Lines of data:
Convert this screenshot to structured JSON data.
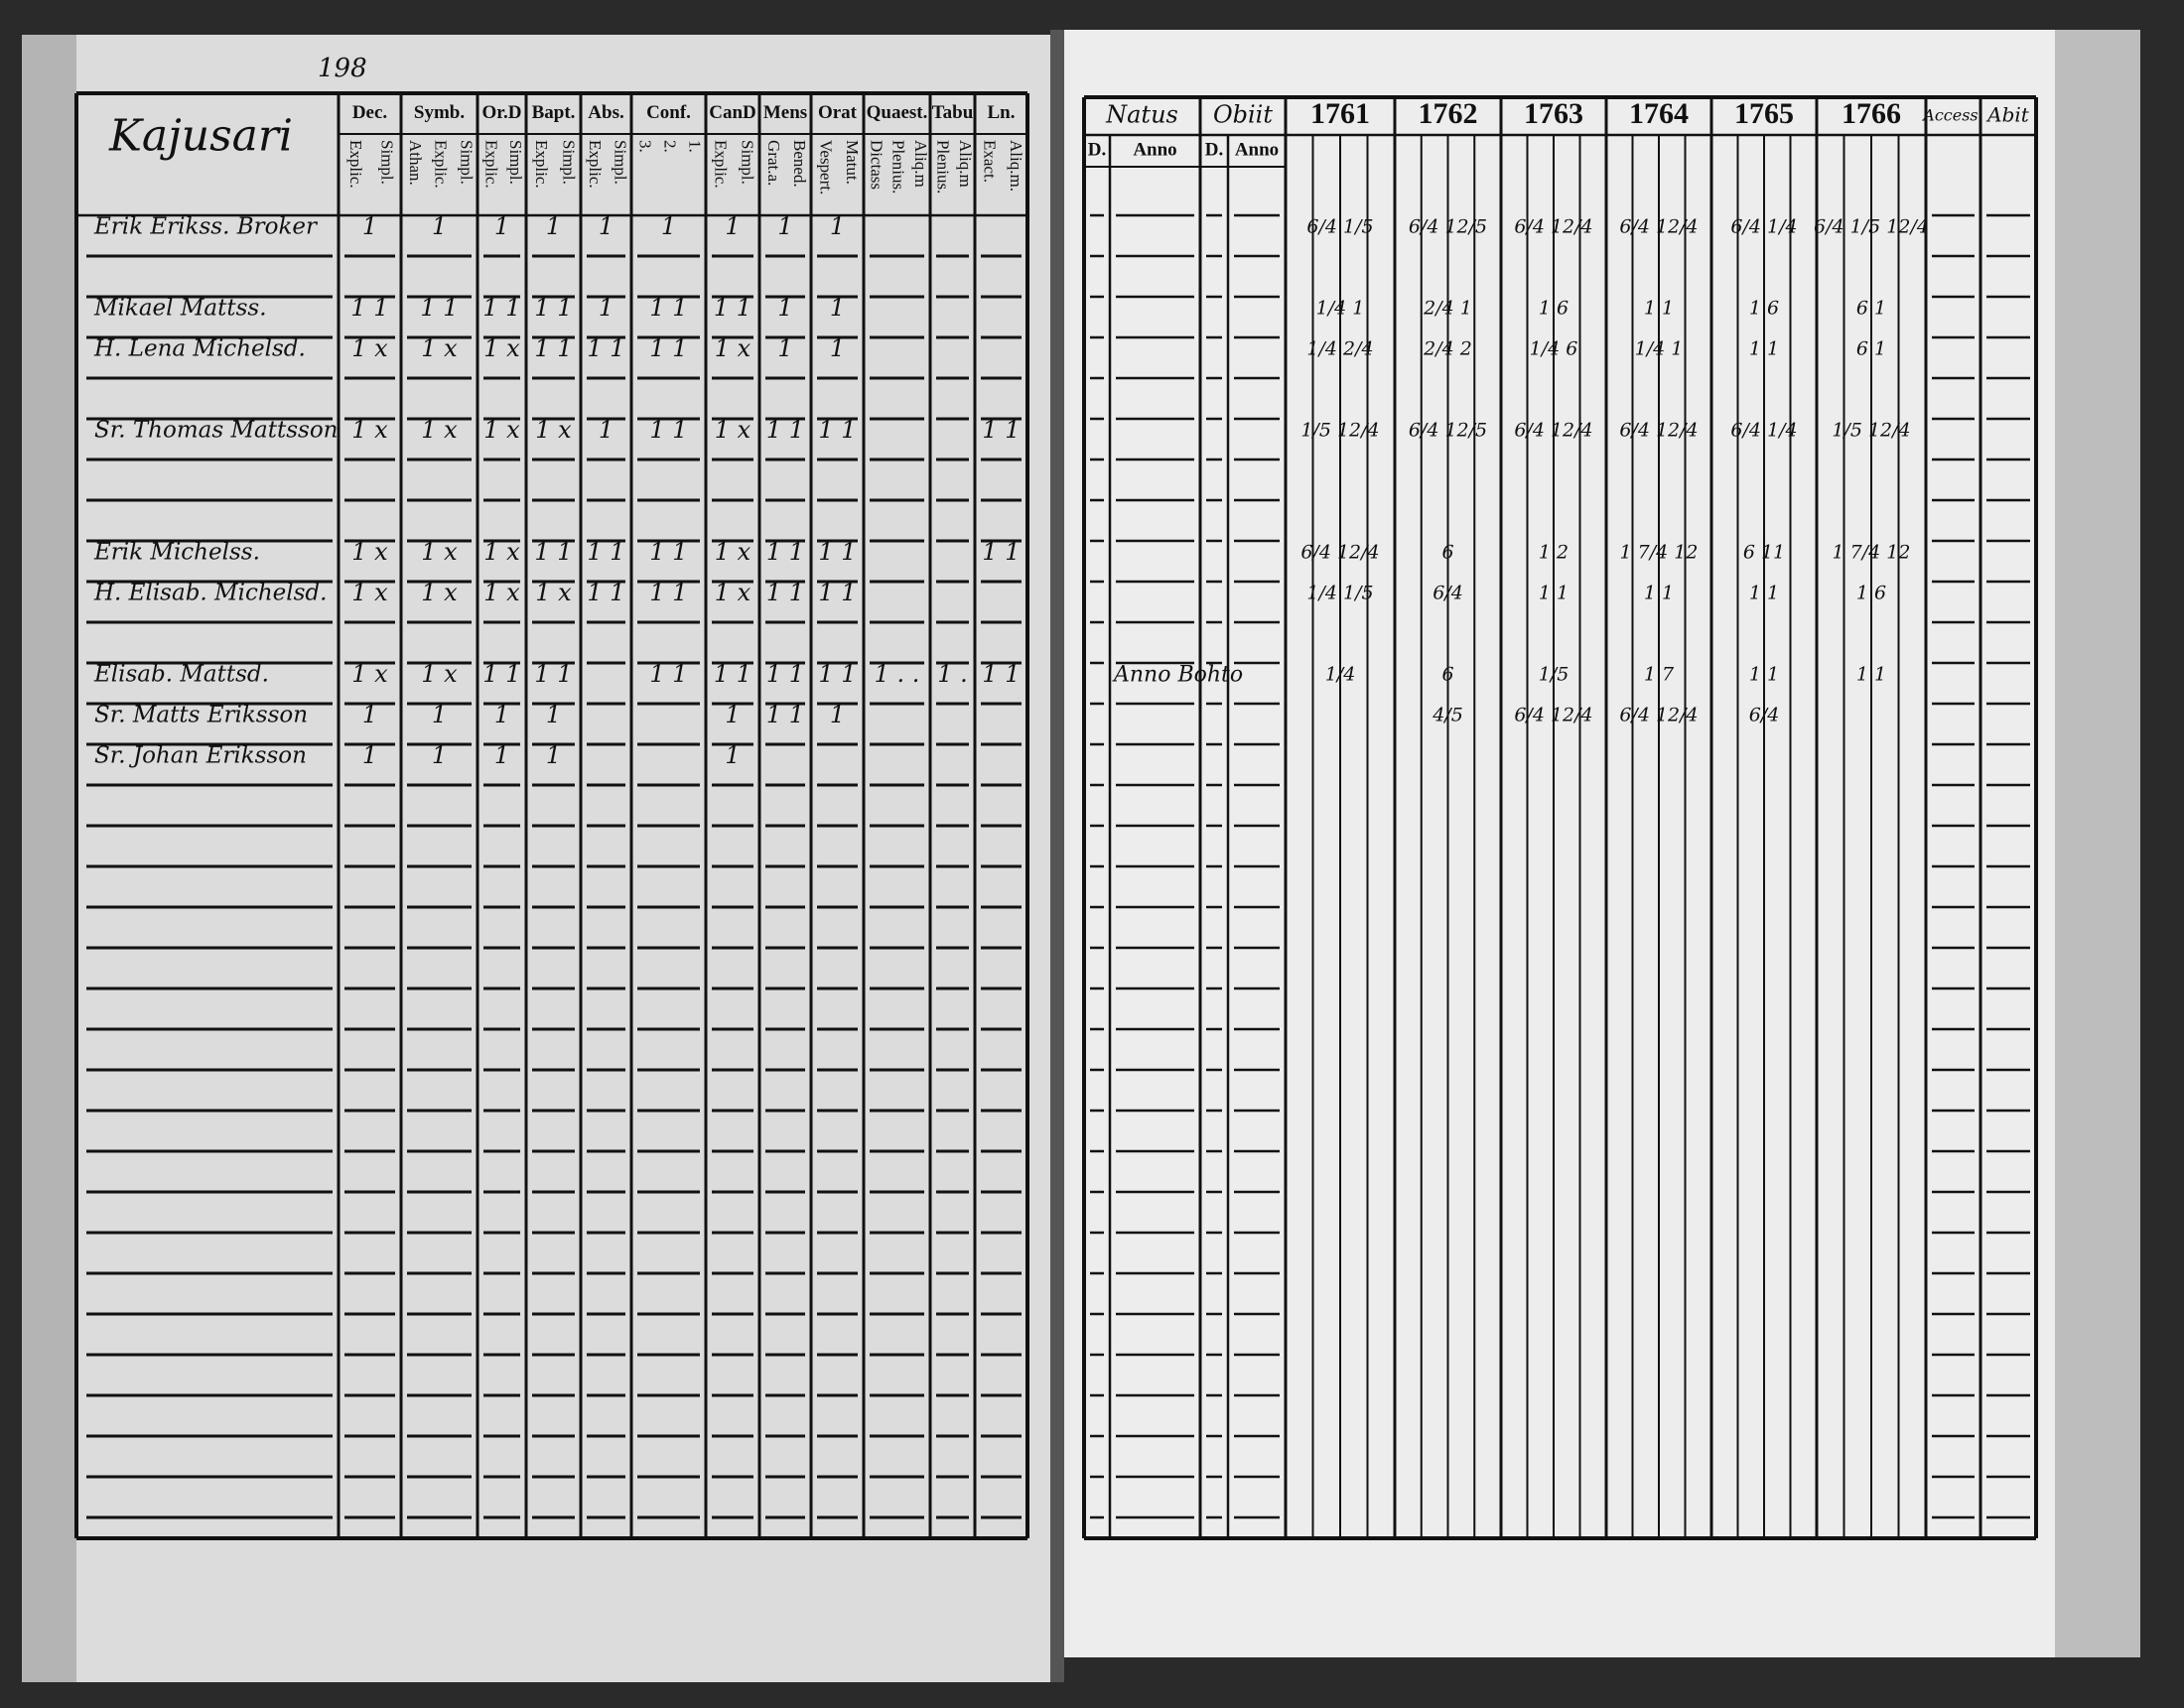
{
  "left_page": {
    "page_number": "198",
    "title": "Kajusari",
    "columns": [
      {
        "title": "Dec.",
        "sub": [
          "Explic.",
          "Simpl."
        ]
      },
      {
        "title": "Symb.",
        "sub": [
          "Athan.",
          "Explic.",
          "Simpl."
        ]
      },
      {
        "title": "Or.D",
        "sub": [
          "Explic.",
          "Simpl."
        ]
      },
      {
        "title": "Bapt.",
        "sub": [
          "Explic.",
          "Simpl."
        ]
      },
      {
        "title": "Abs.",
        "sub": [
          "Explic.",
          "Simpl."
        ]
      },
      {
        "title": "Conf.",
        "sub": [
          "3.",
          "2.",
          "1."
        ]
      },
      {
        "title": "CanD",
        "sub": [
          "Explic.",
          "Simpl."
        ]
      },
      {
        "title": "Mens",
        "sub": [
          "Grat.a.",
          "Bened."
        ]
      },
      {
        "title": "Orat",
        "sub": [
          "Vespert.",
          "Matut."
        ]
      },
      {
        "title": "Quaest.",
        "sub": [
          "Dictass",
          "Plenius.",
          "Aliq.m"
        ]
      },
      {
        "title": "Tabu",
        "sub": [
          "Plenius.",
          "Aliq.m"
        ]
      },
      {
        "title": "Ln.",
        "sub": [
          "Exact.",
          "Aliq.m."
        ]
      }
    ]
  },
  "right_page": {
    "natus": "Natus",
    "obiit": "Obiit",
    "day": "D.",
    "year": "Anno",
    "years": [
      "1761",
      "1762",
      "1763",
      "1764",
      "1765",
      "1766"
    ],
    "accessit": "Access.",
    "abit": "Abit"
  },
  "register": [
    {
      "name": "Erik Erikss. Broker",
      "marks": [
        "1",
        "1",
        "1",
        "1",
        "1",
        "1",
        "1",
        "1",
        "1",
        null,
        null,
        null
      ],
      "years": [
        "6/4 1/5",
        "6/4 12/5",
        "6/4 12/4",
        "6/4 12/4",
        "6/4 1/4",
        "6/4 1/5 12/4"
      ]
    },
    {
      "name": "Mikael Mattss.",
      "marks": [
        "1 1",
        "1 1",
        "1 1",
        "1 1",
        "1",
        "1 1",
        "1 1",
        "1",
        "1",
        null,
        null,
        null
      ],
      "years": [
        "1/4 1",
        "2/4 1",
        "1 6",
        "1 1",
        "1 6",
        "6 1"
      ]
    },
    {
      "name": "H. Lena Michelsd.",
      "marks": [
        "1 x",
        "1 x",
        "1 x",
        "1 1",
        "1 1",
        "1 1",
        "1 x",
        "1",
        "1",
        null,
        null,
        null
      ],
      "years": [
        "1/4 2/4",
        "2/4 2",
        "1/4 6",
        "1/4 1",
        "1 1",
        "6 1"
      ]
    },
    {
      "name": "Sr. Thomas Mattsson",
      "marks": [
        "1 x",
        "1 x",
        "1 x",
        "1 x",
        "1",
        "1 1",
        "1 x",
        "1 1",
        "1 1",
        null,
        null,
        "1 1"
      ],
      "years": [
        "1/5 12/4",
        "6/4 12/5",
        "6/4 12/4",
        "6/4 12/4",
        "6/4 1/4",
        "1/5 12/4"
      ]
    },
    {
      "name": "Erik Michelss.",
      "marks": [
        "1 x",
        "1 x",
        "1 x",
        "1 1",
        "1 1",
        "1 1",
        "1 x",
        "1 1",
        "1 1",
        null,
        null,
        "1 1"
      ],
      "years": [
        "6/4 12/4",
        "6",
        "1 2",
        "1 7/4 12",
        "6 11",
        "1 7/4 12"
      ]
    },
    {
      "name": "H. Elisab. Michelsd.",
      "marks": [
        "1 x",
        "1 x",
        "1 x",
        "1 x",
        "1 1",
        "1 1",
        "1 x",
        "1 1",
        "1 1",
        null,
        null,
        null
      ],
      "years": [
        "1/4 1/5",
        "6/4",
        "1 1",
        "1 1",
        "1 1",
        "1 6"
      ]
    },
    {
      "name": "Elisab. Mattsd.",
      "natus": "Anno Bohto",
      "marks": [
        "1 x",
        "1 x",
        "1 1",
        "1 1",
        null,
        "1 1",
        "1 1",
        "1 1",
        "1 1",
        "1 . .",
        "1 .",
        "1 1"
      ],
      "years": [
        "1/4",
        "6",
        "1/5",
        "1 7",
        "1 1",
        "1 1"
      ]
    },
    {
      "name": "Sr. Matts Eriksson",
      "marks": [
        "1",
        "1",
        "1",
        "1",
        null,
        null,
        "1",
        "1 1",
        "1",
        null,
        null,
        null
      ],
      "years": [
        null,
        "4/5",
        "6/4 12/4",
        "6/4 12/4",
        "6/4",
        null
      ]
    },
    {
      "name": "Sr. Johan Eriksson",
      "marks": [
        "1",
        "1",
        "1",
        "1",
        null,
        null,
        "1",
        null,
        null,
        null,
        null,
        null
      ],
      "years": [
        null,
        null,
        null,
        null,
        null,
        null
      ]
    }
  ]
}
...
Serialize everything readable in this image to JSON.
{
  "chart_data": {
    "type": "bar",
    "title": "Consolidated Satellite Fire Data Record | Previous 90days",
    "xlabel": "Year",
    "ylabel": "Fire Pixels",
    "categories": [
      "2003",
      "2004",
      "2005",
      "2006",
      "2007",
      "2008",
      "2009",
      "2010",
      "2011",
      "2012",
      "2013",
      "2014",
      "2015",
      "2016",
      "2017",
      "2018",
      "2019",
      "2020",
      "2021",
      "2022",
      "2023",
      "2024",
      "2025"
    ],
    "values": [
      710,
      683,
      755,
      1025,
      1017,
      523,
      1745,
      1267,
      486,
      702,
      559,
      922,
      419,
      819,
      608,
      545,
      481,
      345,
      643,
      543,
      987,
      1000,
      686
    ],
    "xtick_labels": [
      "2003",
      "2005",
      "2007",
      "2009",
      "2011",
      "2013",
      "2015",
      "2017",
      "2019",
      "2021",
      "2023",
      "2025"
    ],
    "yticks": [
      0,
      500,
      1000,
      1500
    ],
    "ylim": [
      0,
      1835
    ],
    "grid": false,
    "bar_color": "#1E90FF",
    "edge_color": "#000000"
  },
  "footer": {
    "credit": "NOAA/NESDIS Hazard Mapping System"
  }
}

Task objective: Check every line of the material for the string "this" and give the number of lines that have it, without anything else.

Result: 2